Print all the records below line for line, with no changes of any kind.

** START OF Supplied records **

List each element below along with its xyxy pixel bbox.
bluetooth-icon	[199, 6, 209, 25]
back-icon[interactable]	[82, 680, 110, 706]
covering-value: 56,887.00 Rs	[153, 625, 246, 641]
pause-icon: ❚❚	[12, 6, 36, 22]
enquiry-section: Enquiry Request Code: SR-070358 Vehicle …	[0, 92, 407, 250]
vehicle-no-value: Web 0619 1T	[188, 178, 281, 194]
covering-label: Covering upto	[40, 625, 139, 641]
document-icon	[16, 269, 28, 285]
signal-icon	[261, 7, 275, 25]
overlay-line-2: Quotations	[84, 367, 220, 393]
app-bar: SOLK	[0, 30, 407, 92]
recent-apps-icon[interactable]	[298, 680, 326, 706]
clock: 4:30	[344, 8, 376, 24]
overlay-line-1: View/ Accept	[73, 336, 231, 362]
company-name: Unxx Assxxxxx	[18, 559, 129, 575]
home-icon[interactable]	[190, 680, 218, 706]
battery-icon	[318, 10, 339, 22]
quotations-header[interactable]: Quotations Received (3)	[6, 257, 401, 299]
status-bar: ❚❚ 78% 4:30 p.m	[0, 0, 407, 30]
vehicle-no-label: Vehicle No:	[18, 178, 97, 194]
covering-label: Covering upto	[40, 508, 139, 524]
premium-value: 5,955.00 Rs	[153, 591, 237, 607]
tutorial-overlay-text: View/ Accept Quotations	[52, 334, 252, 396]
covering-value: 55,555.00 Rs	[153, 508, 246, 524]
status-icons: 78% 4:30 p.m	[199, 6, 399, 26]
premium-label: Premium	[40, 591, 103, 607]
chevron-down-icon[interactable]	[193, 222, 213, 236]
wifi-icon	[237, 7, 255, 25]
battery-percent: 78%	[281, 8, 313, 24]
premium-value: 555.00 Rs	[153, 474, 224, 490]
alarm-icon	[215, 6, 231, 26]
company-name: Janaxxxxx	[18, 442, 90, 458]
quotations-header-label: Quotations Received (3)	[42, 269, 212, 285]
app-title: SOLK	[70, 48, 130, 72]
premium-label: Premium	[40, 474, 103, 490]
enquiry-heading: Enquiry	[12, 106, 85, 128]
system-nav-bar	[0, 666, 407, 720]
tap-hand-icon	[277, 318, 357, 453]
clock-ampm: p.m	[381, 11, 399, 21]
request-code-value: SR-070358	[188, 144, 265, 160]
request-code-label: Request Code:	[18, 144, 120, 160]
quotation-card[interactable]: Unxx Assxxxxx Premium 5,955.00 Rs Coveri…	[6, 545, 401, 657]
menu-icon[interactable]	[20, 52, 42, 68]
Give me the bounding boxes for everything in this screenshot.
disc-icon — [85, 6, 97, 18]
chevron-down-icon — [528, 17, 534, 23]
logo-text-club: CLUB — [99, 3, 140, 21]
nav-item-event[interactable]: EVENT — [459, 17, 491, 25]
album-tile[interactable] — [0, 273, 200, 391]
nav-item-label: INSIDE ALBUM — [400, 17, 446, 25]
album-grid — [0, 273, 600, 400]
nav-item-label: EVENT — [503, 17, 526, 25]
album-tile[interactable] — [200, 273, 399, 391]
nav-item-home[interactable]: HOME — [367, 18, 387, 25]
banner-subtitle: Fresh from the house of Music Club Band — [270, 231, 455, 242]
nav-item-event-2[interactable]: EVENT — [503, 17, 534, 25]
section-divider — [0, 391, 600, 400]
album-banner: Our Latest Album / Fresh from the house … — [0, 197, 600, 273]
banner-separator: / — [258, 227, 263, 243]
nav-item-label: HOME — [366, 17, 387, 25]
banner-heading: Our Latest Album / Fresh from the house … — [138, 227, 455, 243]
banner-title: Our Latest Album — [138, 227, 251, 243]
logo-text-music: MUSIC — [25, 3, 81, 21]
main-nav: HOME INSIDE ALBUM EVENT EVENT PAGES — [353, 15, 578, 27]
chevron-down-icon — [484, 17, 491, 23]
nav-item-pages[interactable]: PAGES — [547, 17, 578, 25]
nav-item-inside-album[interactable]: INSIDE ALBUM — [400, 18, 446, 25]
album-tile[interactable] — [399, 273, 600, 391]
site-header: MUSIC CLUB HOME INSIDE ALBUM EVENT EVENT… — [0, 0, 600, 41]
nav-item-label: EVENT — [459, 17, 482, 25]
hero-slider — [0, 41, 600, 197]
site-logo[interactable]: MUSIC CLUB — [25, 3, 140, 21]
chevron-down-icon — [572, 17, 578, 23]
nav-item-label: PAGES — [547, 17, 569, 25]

** END OF Supplied records **

> [Answer for this exercise]
List each element below along with its xyxy pixel bbox.
bluetooth-icon	[199, 6, 209, 25]
back-icon[interactable]	[82, 680, 110, 706]
covering-value: 56,887.00 Rs	[153, 625, 246, 641]
pause-icon: ❚❚	[12, 6, 36, 22]
enquiry-section: Enquiry Request Code: SR-070358 Vehicle …	[0, 92, 407, 250]
vehicle-no-value: Web 0619 1T	[188, 178, 281, 194]
covering-label: Covering upto	[40, 625, 139, 641]
document-icon	[16, 269, 28, 285]
signal-icon	[261, 7, 275, 25]
overlay-line-2: Quotations	[84, 367, 220, 393]
app-bar: SOLK	[0, 30, 407, 92]
recent-apps-icon[interactable]	[298, 680, 326, 706]
clock: 4:30	[344, 8, 376, 24]
overlay-line-1: View/ Accept	[73, 336, 231, 362]
company-name: Unxx Assxxxxx	[18, 559, 129, 575]
home-icon[interactable]	[190, 680, 218, 706]
battery-icon	[318, 10, 339, 22]
quotations-header[interactable]: Quotations Received (3)	[6, 257, 401, 299]
status-bar: ❚❚ 78% 4:30 p.m	[0, 0, 407, 30]
vehicle-no-label: Vehicle No:	[18, 178, 97, 194]
covering-label: Covering upto	[40, 508, 139, 524]
premium-value: 5,955.00 Rs	[153, 591, 237, 607]
tutorial-overlay-text: View/ Accept Quotations	[52, 334, 252, 396]
covering-value: 55,555.00 Rs	[153, 508, 246, 524]
status-icons: 78% 4:30 p.m	[199, 6, 399, 26]
premium-label: Premium	[40, 591, 103, 607]
chevron-down-icon[interactable]	[193, 222, 213, 236]
wifi-icon	[237, 7, 255, 25]
battery-percent: 78%	[281, 8, 313, 24]
premium-value: 555.00 Rs	[153, 474, 224, 490]
alarm-icon	[215, 6, 231, 26]
company-name: Janaxxxxx	[18, 442, 90, 458]
quotations-header-label: Quotations Received (3)	[42, 269, 212, 285]
app-title: SOLK	[70, 48, 130, 72]
premium-label: Premium	[40, 474, 103, 490]
enquiry-heading: Enquiry	[12, 106, 85, 128]
system-nav-bar	[0, 666, 407, 720]
tap-hand-icon	[277, 318, 357, 453]
clock-ampm: p.m	[381, 11, 399, 21]
request-code-value: SR-070358	[188, 144, 265, 160]
request-code-label: Request Code:	[18, 144, 120, 160]
quotation-card[interactable]: Unxx Assxxxxx Premium 5,955.00 Rs Coveri…	[6, 545, 401, 657]
menu-icon[interactable]	[20, 52, 42, 68]
Give me the bounding boxes for everything in this screenshot.
disc-icon — [85, 6, 97, 18]
chevron-down-icon — [528, 17, 534, 23]
logo-text-club: CLUB — [99, 3, 140, 21]
nav-item-event[interactable]: EVENT — [459, 17, 491, 25]
album-tile[interactable] — [0, 273, 200, 391]
nav-item-label: INSIDE ALBUM — [400, 17, 446, 25]
album-grid — [0, 273, 600, 400]
nav-item-label: EVENT — [503, 17, 526, 25]
album-tile[interactable] — [200, 273, 399, 391]
nav-item-home[interactable]: HOME — [367, 18, 387, 25]
banner-subtitle: Fresh from the house of Music Club Band — [270, 231, 455, 242]
nav-item-event-2[interactable]: EVENT — [503, 17, 534, 25]
section-divider — [0, 391, 600, 400]
album-banner: Our Latest Album / Fresh from the house … — [0, 197, 600, 273]
banner-separator: / — [258, 227, 263, 243]
nav-item-label: HOME — [366, 17, 387, 25]
banner-heading: Our Latest Album / Fresh from the house … — [138, 227, 455, 243]
banner-title: Our Latest Album — [138, 227, 251, 243]
logo-text-music: MUSIC — [25, 3, 81, 21]
main-nav: HOME INSIDE ALBUM EVENT EVENT PAGES — [353, 15, 578, 27]
chevron-down-icon — [484, 17, 491, 23]
nav-item-pages[interactable]: PAGES — [547, 17, 578, 25]
nav-item-inside-album[interactable]: INSIDE ALBUM — [400, 18, 446, 25]
album-tile[interactable] — [399, 273, 600, 391]
site-header: MUSIC CLUB HOME INSIDE ALBUM EVENT EVENT… — [0, 0, 600, 41]
nav-item-label: EVENT — [459, 17, 482, 25]
hero-slider — [0, 41, 600, 197]
site-logo[interactable]: MUSIC CLUB — [25, 3, 140, 21]
chevron-down-icon — [572, 17, 578, 23]
nav-item-label: PAGES — [547, 17, 569, 25]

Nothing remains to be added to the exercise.